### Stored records
═══
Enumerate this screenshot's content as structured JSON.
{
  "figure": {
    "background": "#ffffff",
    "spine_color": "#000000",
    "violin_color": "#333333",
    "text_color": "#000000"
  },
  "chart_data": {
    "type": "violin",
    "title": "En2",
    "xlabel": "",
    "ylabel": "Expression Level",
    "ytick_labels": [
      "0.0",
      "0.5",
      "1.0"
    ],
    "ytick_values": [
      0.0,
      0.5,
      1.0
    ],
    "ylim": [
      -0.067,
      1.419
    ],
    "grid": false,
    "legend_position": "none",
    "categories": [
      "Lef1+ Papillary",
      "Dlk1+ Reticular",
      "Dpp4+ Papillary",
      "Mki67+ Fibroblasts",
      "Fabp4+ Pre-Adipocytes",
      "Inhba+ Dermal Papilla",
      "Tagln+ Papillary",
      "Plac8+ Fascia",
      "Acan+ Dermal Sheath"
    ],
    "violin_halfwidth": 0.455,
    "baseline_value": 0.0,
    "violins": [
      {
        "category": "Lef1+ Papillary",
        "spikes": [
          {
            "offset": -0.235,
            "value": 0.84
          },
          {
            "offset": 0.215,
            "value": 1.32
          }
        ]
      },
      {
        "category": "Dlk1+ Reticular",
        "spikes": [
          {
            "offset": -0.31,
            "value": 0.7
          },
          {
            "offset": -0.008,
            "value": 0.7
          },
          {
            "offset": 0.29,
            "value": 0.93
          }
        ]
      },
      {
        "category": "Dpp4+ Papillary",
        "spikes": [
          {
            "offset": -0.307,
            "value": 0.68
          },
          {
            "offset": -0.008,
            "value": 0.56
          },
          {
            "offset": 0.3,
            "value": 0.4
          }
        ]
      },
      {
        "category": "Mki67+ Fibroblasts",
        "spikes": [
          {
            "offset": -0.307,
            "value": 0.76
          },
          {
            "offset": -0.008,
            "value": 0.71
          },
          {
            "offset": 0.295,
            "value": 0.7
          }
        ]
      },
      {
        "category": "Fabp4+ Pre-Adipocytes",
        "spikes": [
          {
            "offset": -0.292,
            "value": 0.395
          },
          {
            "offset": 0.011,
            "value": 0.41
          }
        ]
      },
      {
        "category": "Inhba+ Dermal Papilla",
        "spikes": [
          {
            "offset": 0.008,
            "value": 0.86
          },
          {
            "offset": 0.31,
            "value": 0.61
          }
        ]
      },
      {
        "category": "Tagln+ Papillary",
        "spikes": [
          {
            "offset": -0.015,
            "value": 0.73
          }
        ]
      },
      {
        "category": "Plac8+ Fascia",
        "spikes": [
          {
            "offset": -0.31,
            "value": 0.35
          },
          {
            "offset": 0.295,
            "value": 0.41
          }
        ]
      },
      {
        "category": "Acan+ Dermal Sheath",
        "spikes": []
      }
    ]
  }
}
═══
### Description of the task
Take the entries above and transcribe them in full.

### Solution
Enumerate this screenshot's content as structured JSON.
{
  "figure": {
    "background": "#ffffff",
    "spine_color": "#000000",
    "violin_color": "#333333",
    "text_color": "#000000"
  },
  "chart_data": {
    "type": "violin",
    "title": "En2",
    "xlabel": "",
    "ylabel": "Expression Level",
    "ytick_labels": [
      "0.0",
      "0.5",
      "1.0"
    ],
    "ytick_values": [
      0.0,
      0.5,
      1.0
    ],
    "ylim": [
      -0.067,
      1.419
    ],
    "grid": false,
    "legend_position": "none",
    "categories": [
      "Lef1+ Papillary",
      "Dlk1+ Reticular",
      "Dpp4+ Papillary",
      "Mki67+ Fibroblasts",
      "Fabp4+ Pre-Adipocytes",
      "Inhba+ Dermal Papilla",
      "Tagln+ Papillary",
      "Plac8+ Fascia",
      "Acan+ Dermal Sheath"
    ],
    "violin_halfwidth": 0.455,
    "baseline_value": 0.0,
    "violins": [
      {
        "category": "Lef1+ Papillary",
        "spikes": [
          {
            "offset": -0.235,
            "value": 0.84
          },
          {
            "offset": 0.215,
            "value": 1.32
          }
        ]
      },
      {
        "category": "Dlk1+ Reticular",
        "spikes": [
          {
            "offset": -0.31,
            "value": 0.7
          },
          {
            "offset": -0.008,
            "value": 0.7
          },
          {
            "offset": 0.29,
            "value": 0.93
          }
        ]
      },
      {
        "category": "Dpp4+ Papillary",
        "spikes": [
          {
            "offset": -0.307,
            "value": 0.68
          },
          {
            "offset": -0.008,
            "value": 0.56
          },
          {
            "offset": 0.3,
            "value": 0.4
          }
        ]
      },
      {
        "category": "Mki67+ Fibroblasts",
        "spikes": [
          {
            "offset": -0.307,
            "value": 0.76
          },
          {
            "offset": -0.008,
            "value": 0.71
          },
          {
            "offset": 0.295,
            "value": 0.7
          }
        ]
      },
      {
        "category": "Fabp4+ Pre-Adipocytes",
        "spikes": [
          {
            "offset": -0.292,
            "value": 0.395
          },
          {
            "offset": 0.011,
            "value": 0.41
          }
        ]
      },
      {
        "category": "Inhba+ Dermal Papilla",
        "spikes": [
          {
            "offset": 0.008,
            "value": 0.86
          },
          {
            "offset": 0.31,
            "value": 0.61
          }
        ]
      },
      {
        "category": "Tagln+ Papillary",
        "spikes": [
          {
            "offset": -0.015,
            "value": 0.73
          }
        ]
      },
      {
        "category": "Plac8+ Fascia",
        "spikes": [
          {
            "offset": -0.31,
            "value": 0.35
          },
          {
            "offset": 0.295,
            "value": 0.41
          }
        ]
      },
      {
        "category": "Acan+ Dermal Sheath",
        "spikes": []
      }
    ]
  }
}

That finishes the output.